→ **RECORD EXCERPTS**

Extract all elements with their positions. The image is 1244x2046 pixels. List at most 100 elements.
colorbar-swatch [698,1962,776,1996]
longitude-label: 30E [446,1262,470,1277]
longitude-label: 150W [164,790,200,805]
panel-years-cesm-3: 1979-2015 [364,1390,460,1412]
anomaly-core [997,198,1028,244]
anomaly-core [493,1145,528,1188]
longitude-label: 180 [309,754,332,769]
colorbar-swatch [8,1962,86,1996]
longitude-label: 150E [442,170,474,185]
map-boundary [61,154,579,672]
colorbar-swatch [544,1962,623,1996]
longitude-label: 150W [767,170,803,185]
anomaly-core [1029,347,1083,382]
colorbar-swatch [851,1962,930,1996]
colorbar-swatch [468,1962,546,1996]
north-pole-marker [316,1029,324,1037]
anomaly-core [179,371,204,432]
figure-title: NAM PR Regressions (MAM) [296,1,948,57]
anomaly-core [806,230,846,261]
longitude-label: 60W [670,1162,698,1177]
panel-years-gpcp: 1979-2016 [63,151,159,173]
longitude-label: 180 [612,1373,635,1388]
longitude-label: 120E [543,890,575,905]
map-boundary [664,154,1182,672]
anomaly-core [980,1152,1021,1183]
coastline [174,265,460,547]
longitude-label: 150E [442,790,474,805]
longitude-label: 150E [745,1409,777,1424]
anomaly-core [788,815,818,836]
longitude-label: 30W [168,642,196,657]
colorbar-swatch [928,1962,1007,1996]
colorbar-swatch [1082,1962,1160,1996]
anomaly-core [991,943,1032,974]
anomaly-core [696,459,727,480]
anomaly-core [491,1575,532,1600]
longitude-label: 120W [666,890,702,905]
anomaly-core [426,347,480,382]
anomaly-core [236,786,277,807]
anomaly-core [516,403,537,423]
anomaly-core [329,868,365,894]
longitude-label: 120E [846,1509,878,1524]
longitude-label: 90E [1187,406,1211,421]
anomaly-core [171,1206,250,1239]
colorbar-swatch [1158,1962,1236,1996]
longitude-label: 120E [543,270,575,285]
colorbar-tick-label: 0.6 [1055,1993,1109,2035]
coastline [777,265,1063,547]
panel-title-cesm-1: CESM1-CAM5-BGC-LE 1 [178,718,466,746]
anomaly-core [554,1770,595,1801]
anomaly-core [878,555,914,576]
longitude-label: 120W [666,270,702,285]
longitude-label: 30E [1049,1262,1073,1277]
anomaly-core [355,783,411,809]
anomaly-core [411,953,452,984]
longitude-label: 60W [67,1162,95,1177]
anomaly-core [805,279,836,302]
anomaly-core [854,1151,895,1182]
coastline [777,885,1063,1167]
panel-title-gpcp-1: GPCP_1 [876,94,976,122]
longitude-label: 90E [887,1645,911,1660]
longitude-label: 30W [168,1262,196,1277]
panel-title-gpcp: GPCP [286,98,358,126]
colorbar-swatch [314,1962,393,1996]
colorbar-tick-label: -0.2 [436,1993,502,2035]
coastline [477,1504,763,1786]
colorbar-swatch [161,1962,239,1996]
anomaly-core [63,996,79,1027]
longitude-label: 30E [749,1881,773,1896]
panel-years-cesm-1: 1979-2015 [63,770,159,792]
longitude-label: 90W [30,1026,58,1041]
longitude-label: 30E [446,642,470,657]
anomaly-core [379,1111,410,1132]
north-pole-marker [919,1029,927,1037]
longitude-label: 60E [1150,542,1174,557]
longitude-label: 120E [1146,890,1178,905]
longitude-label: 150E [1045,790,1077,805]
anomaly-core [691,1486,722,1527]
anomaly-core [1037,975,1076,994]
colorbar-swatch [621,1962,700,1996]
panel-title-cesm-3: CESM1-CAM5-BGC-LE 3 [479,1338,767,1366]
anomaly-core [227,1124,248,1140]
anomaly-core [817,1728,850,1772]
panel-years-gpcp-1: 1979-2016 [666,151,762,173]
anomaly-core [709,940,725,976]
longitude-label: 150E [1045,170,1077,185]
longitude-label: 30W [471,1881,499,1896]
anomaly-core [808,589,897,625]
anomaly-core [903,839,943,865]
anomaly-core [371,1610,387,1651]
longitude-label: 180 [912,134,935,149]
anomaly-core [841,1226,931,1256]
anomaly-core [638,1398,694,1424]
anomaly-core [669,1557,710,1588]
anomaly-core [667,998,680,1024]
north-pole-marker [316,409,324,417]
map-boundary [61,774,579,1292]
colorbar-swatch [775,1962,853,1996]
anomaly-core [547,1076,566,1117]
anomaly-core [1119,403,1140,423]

→ **WORK REQUIRED**
Reproduce the listing with each "anomaly-core" replaced by "anomaly-center" and nothing else changed.

→ **TASK OUTPUT**
Extract all elements with their positions. The image is 1244x2046 pixels. List at most 100 elements.
colorbar-swatch [698,1962,776,1996]
longitude-label: 30E [446,1262,470,1277]
longitude-label: 150W [164,790,200,805]
panel-years-cesm-3: 1979-2015 [364,1390,460,1412]
anomaly-center [997,198,1028,244]
anomaly-center [493,1145,528,1188]
longitude-label: 180 [309,754,332,769]
colorbar-swatch [8,1962,86,1996]
longitude-label: 150E [442,170,474,185]
map-boundary [61,154,579,672]
colorbar-swatch [544,1962,623,1996]
longitude-label: 150W [767,170,803,185]
anomaly-center [1029,347,1083,382]
colorbar-swatch [851,1962,930,1996]
colorbar-swatch [468,1962,546,1996]
north-pole-marker [316,1029,324,1037]
anomaly-center [179,371,204,432]
figure-title: NAM PR Regressions (MAM) [296,1,948,57]
anomaly-center [806,230,846,261]
longitude-label: 60W [670,1162,698,1177]
panel-years-gpcp: 1979-2016 [63,151,159,173]
longitude-label: 180 [612,1373,635,1388]
longitude-label: 120E [543,890,575,905]
map-boundary [664,154,1182,672]
anomaly-center [980,1152,1021,1183]
coastline [174,265,460,547]
longitude-label: 150E [442,790,474,805]
longitude-label: 150E [745,1409,777,1424]
anomaly-center [788,815,818,836]
longitude-label: 30W [168,642,196,657]
colorbar-swatch [928,1962,1007,1996]
colorbar-swatch [1082,1962,1160,1996]
anomaly-center [991,943,1032,974]
anomaly-center [696,459,727,480]
anomaly-center [491,1575,532,1600]
longitude-label: 120W [666,890,702,905]
anomaly-center [426,347,480,382]
anomaly-center [236,786,277,807]
anomaly-center [516,403,537,423]
anomaly-center [329,868,365,894]
longitude-label: 120E [846,1509,878,1524]
longitude-label: 90E [1187,406,1211,421]
anomaly-center [171,1206,250,1239]
colorbar-swatch [1158,1962,1236,1996]
longitude-label: 120E [543,270,575,285]
colorbar-tick-label: 0.6 [1055,1993,1109,2035]
coastline [777,265,1063,547]
panel-title-cesm-1: CESM1-CAM5-BGC-LE 1 [178,718,466,746]
anomaly-center [554,1770,595,1801]
anomaly-center [878,555,914,576]
longitude-label: 120W [666,270,702,285]
longitude-label: 30E [1049,1262,1073,1277]
anomaly-center [355,783,411,809]
anomaly-center [411,953,452,984]
longitude-label: 60W [67,1162,95,1177]
anomaly-center [805,279,836,302]
anomaly-center [854,1151,895,1182]
coastline [777,885,1063,1167]
panel-title-gpcp-1: GPCP_1 [876,94,976,122]
longitude-label: 90E [887,1645,911,1660]
longitude-label: 30W [168,1262,196,1277]
panel-title-gpcp: GPCP [286,98,358,126]
colorbar-swatch [314,1962,393,1996]
colorbar-tick-label: -0.2 [436,1993,502,2035]
coastline [477,1504,763,1786]
colorbar-swatch [161,1962,239,1996]
anomaly-center [63,996,79,1027]
longitude-label: 30E [749,1881,773,1896]
panel-years-cesm-1: 1979-2015 [63,770,159,792]
longitude-label: 90W [30,1026,58,1041]
longitude-label: 30E [446,642,470,657]
anomaly-center [379,1111,410,1132]
north-pole-marker [919,1029,927,1037]
longitude-label: 60E [1150,542,1174,557]
longitude-label: 120E [1146,890,1178,905]
longitude-label: 150E [1045,790,1077,805]
anomaly-center [691,1486,722,1527]
anomaly-center [1037,975,1076,994]
colorbar-swatch [621,1962,700,1996]
panel-title-cesm-3: CESM1-CAM5-BGC-LE 3 [479,1338,767,1366]
anomaly-center [227,1124,248,1140]
anomaly-center [817,1728,850,1772]
panel-years-gpcp-1: 1979-2016 [666,151,762,173]
anomaly-center [709,940,725,976]
longitude-label: 150E [1045,170,1077,185]
longitude-label: 30W [471,1881,499,1896]
anomaly-center [808,589,897,625]
anomaly-center [903,839,943,865]
anomaly-center [371,1610,387,1651]
longitude-label: 180 [912,134,935,149]
anomaly-center [841,1226,931,1256]
anomaly-center [638,1398,694,1424]
anomaly-center [669,1557,710,1588]
anomaly-center [667,998,680,1024]
north-pole-marker [316,409,324,417]
map-boundary [61,774,579,1292]
colorbar-swatch [775,1962,853,1996]
anomaly-center [547,1076,566,1117]
anomaly-center [1119,403,1140,423]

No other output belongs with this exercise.